**Stated task**
Each record is to be printed again precisely as it reads.

_ _ _ _ _ _ _

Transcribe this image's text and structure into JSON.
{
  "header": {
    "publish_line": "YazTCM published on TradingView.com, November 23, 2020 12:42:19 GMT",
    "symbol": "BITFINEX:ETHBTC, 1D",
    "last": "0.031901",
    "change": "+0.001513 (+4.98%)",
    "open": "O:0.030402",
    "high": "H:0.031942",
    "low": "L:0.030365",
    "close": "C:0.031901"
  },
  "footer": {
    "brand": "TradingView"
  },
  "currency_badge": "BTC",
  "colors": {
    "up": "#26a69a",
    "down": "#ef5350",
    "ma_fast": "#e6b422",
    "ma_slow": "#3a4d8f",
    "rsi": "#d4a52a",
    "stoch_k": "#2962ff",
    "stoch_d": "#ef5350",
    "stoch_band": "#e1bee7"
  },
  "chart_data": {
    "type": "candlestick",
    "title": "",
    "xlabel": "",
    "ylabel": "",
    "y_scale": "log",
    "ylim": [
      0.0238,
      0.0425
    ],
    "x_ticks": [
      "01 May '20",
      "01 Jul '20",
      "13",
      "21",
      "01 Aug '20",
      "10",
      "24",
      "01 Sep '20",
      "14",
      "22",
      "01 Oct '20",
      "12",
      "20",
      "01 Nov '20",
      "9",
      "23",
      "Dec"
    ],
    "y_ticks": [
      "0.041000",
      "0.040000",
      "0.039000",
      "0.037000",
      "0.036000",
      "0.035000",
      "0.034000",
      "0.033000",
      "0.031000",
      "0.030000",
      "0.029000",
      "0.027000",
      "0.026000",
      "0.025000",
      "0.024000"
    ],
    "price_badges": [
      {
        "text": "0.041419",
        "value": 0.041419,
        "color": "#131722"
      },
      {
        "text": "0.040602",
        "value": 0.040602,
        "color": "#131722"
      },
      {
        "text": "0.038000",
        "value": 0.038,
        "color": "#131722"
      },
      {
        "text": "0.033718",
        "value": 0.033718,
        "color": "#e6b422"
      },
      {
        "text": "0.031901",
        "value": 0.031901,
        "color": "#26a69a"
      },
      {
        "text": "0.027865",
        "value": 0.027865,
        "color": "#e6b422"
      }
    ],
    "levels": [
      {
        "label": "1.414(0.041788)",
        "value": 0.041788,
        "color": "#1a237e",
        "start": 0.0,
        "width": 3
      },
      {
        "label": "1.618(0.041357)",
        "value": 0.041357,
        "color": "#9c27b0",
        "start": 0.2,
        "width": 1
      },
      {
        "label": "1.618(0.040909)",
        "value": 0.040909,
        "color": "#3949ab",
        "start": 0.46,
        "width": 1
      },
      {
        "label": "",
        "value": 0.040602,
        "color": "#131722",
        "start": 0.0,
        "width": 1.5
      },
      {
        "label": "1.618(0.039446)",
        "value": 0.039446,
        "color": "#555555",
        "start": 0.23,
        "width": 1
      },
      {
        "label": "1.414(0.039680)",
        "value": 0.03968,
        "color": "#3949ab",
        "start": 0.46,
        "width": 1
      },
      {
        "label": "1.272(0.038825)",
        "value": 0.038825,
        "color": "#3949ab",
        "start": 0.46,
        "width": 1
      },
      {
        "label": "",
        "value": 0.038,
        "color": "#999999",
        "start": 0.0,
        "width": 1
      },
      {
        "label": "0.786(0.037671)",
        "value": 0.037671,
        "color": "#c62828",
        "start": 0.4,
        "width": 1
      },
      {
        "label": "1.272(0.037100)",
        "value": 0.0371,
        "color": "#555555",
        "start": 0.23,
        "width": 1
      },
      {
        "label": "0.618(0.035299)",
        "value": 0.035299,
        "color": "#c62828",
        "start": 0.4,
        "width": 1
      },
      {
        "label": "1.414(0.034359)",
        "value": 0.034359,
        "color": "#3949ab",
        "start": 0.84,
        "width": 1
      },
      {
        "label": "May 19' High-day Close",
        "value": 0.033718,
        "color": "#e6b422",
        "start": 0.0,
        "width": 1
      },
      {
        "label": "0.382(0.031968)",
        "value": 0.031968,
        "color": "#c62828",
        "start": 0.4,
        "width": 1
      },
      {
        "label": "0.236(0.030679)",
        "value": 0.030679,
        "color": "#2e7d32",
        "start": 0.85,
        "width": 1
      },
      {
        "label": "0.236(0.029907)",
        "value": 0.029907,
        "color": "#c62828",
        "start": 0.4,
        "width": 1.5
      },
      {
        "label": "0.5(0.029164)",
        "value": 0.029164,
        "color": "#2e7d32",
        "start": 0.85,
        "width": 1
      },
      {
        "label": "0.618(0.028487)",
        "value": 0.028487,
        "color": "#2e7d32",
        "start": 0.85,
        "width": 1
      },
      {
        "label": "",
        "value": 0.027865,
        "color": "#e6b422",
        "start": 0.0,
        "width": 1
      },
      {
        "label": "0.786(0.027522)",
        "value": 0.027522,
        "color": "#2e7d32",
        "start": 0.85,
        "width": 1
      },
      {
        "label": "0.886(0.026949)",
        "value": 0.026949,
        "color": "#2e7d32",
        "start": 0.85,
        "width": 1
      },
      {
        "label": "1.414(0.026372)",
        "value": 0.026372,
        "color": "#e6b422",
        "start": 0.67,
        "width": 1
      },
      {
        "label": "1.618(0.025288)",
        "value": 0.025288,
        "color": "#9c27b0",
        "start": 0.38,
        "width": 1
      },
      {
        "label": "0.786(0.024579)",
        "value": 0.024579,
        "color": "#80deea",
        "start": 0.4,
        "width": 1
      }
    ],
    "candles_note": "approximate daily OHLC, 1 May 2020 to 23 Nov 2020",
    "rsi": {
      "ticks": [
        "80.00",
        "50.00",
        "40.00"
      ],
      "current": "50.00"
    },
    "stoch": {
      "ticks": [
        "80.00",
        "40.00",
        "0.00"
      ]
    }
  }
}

_ _ _ _ _ _ _

**Correct output**
Transcribe this image's text and structure into JSON.
{
  "header": {
    "publish_line": "YazTCM published on TradingView.com, November 23, 2020 12:42:19 GMT",
    "symbol": "BITFINEX:ETHBTC, 1D",
    "last": "0.031901",
    "change": "+0.001513 (+4.98%)",
    "open": "O:0.030402",
    "high": "H:0.031942",
    "low": "L:0.030365",
    "close": "C:0.031901"
  },
  "footer": {
    "brand": "TradingView"
  },
  "currency_badge": "BTC",
  "colors": {
    "up": "#26a69a",
    "down": "#ef5350",
    "ma_fast": "#e6b422",
    "ma_slow": "#3a4d8f",
    "rsi": "#d4a52a",
    "stoch_k": "#2962ff",
    "stoch_d": "#ef5350",
    "stoch_band": "#e1bee7"
  },
  "chart_data": {
    "type": "candlestick",
    "title": "",
    "xlabel": "",
    "ylabel": "",
    "y_scale": "log",
    "ylim": [
      0.0238,
      0.0425
    ],
    "x_ticks": [
      "01 May '20",
      "01 Jul '20",
      "13",
      "21",
      "01 Aug '20",
      "10",
      "24",
      "01 Sep '20",
      "14",
      "22",
      "01 Oct '20",
      "12",
      "20",
      "01 Nov '20",
      "9",
      "23",
      "Dec"
    ],
    "y_ticks": [
      "0.041000",
      "0.040000",
      "0.039000",
      "0.037000",
      "0.036000",
      "0.035000",
      "0.034000",
      "0.033000",
      "0.031000",
      "0.030000",
      "0.029000",
      "0.027000",
      "0.026000",
      "0.025000",
      "0.024000"
    ],
    "price_badges": [
      {
        "text": "0.041419",
        "value": 0.041419,
        "color": "#131722"
      },
      {
        "text": "0.040602",
        "value": 0.040602,
        "color": "#131722"
      },
      {
        "text": "0.038000",
        "value": 0.038,
        "color": "#131722"
      },
      {
        "text": "0.033718",
        "value": 0.033718,
        "color": "#e6b422"
      },
      {
        "text": "0.031901",
        "value": 0.031901,
        "color": "#26a69a"
      },
      {
        "text": "0.027865",
        "value": 0.027865,
        "color": "#e6b422"
      }
    ],
    "levels": [
      {
        "label": "1.414(0.041788)",
        "value": 0.041788,
        "color": "#1a237e",
        "start": 0.0,
        "width": 3
      },
      {
        "label": "1.618(0.041357)",
        "value": 0.041357,
        "color": "#9c27b0",
        "start": 0.2,
        "width": 1
      },
      {
        "label": "1.618(0.040909)",
        "value": 0.040909,
        "color": "#3949ab",
        "start": 0.46,
        "width": 1
      },
      {
        "label": "",
        "value": 0.040602,
        "color": "#131722",
        "start": 0.0,
        "width": 1.5
      },
      {
        "label": "1.618(0.039446)",
        "value": 0.039446,
        "color": "#555555",
        "start": 0.23,
        "width": 1
      },
      {
        "label": "1.414(0.039680)",
        "value": 0.03968,
        "color": "#3949ab",
        "start": 0.46,
        "width": 1
      },
      {
        "label": "1.272(0.038825)",
        "value": 0.038825,
        "color": "#3949ab",
        "start": 0.46,
        "width": 1
      },
      {
        "label": "",
        "value": 0.038,
        "color": "#999999",
        "start": 0.0,
        "width": 1
      },
      {
        "label": "0.786(0.037671)",
        "value": 0.037671,
        "color": "#c62828",
        "start": 0.4,
        "width": 1
      },
      {
        "label": "1.272(0.037100)",
        "value": 0.0371,
        "color": "#555555",
        "start": 0.23,
        "width": 1
      },
      {
        "label": "0.618(0.035299)",
        "value": 0.035299,
        "color": "#c62828",
        "start": 0.4,
        "width": 1
      },
      {
        "label": "1.414(0.034359)",
        "value": 0.034359,
        "color": "#3949ab",
        "start": 0.84,
        "width": 1
      },
      {
        "label": "May 19' High-day Close",
        "value": 0.033718,
        "color": "#e6b422",
        "start": 0.0,
        "width": 1
      },
      {
        "label": "0.382(0.031968)",
        "value": 0.031968,
        "color": "#c62828",
        "start": 0.4,
        "width": 1
      },
      {
        "label": "0.236(0.030679)",
        "value": 0.030679,
        "color": "#2e7d32",
        "start": 0.85,
        "width": 1
      },
      {
        "label": "0.236(0.029907)",
        "value": 0.029907,
        "color": "#c62828",
        "start": 0.4,
        "width": 1.5
      },
      {
        "label": "0.5(0.029164)",
        "value": 0.029164,
        "color": "#2e7d32",
        "start": 0.85,
        "width": 1
      },
      {
        "label": "0.618(0.028487)",
        "value": 0.028487,
        "color": "#2e7d32",
        "start": 0.85,
        "width": 1
      },
      {
        "label": "",
        "value": 0.027865,
        "color": "#e6b422",
        "start": 0.0,
        "width": 1
      },
      {
        "label": "0.786(0.027522)",
        "value": 0.027522,
        "color": "#2e7d32",
        "start": 0.85,
        "width": 1
      },
      {
        "label": "0.886(0.026949)",
        "value": 0.026949,
        "color": "#2e7d32",
        "start": 0.85,
        "width": 1
      },
      {
        "label": "1.414(0.026372)",
        "value": 0.026372,
        "color": "#e6b422",
        "start": 0.67,
        "width": 1
      },
      {
        "label": "1.618(0.025288)",
        "value": 0.025288,
        "color": "#9c27b0",
        "start": 0.38,
        "width": 1
      },
      {
        "label": "0.786(0.024579)",
        "value": 0.024579,
        "color": "#80deea",
        "start": 0.4,
        "width": 1
      }
    ],
    "candles_note": "approximate daily OHLC, 1 May 2020 to 23 Nov 2020",
    "rsi": {
      "ticks": [
        "80.00",
        "50.00",
        "40.00"
      ],
      "current": "50.00"
    },
    "stoch": {
      "ticks": [
        "80.00",
        "40.00",
        "0.00"
      ]
    }
  }
}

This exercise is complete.